Each line that follows should be printed again exactly as it stands.

== Records to process

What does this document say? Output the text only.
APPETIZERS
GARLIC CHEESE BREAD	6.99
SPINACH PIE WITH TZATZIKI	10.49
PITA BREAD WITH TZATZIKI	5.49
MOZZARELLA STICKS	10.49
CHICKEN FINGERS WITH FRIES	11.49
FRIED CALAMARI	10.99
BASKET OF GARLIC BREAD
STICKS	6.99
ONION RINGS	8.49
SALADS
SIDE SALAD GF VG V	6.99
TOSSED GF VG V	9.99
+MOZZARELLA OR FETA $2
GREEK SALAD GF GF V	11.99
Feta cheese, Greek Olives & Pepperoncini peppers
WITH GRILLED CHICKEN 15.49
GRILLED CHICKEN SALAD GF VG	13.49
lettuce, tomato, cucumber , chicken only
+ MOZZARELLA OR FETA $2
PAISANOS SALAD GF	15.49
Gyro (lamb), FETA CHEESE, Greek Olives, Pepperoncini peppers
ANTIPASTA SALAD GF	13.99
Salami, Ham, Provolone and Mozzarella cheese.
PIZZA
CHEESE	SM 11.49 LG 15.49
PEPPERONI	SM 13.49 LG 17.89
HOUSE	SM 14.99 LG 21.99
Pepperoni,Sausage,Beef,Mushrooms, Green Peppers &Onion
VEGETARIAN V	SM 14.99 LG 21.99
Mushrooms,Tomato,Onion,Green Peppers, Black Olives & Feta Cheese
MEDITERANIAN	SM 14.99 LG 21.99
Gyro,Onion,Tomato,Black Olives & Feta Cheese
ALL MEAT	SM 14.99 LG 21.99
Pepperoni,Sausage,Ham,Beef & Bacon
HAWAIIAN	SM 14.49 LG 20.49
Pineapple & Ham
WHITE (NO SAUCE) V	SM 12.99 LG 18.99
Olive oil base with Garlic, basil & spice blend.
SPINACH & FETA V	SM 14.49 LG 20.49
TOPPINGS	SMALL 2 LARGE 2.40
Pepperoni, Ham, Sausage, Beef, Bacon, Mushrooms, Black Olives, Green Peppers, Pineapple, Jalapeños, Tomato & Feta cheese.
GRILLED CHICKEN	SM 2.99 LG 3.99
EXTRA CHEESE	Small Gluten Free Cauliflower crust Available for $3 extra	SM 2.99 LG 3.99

====

Task answer:
What does this document say? Output the text only.
APPETIZERS
GARLIC CHEESE BREAD	6.99
SPINACH PIE WITH TZATZIKI	10.49
PITA BREAD WITH TZATZIKI	5.49
MOZZARELLA STICKS	10.49
CHICKEN FINGERS WITH FRIES	11.49
FRIED CALAMARI	10.99
BASKET OF GARLIC BREAD
STICKS	6.99
ONION RINGS	8.49
SALADS
SIDE SALAD GF VG V	6.99
TOSSED GF VG V	9.99
+MOZZARELLA OR FETA $2
GREEK SALAD GF GF V	11.99
Feta cheese, Greek Olives & Pepperoncini peppers
WITH GRILLED CHICKEN 15.49
GRILLED CHICKEN SALAD GF VG	13.49
lettuce, tomato, cucumber , chicken only
+ MOZZARELLA OR FETA $2
PAISANOS SALAD GF	15.49
Gyro (lamb), FETA CHEESE, Greek Olives, Pepperoncini peppers
ANTIPASTA SALAD GF	13.99
Salami, Ham, Provolone and Mozzarella cheese.
PIZZA
CHEESE	SM 11.49 LG 15.49
PEPPERONI	SM 13.49 LG 17.89
HOUSE	SM 14.99 LG 21.99
Pepperoni,Sausage,Beef,Mushrooms, Green Peppers &Onion
VEGETARIAN V	SM 14.99 LG 21.99
Mushrooms,Tomato,Onion,Green Peppers, Black Olives & Feta Cheese
MEDITERANIAN	SM 14.99 LG 21.99
Gyro,Onion,Tomato,Black Olives & Feta Cheese
ALL MEAT	SM 14.99 LG 21.99
Pepperoni,Sausage,Ham,Beef & Bacon
HAWAIIAN	SM 14.49 LG 20.49
Pineapple & Ham
WHITE (NO SAUCE) V	SM 12.99 LG 18.99
Olive oil base with Garlic, basil & spice blend.
SPINACH & FETA V	SM 14.49 LG 20.49
TOPPINGS	SMALL 2 LARGE 2.40
Pepperoni, Ham, Sausage, Beef, Bacon, Mushrooms, Black Olives, Green Peppers, Pineapple, Jalapeños, Tomato & Feta cheese.
GRILLED CHICKEN	SM 2.99 LG 3.99
EXTRA CHEESE	Small Gluten Free Cauliflower crust Available for $3 extra	SM 2.99 LG 3.99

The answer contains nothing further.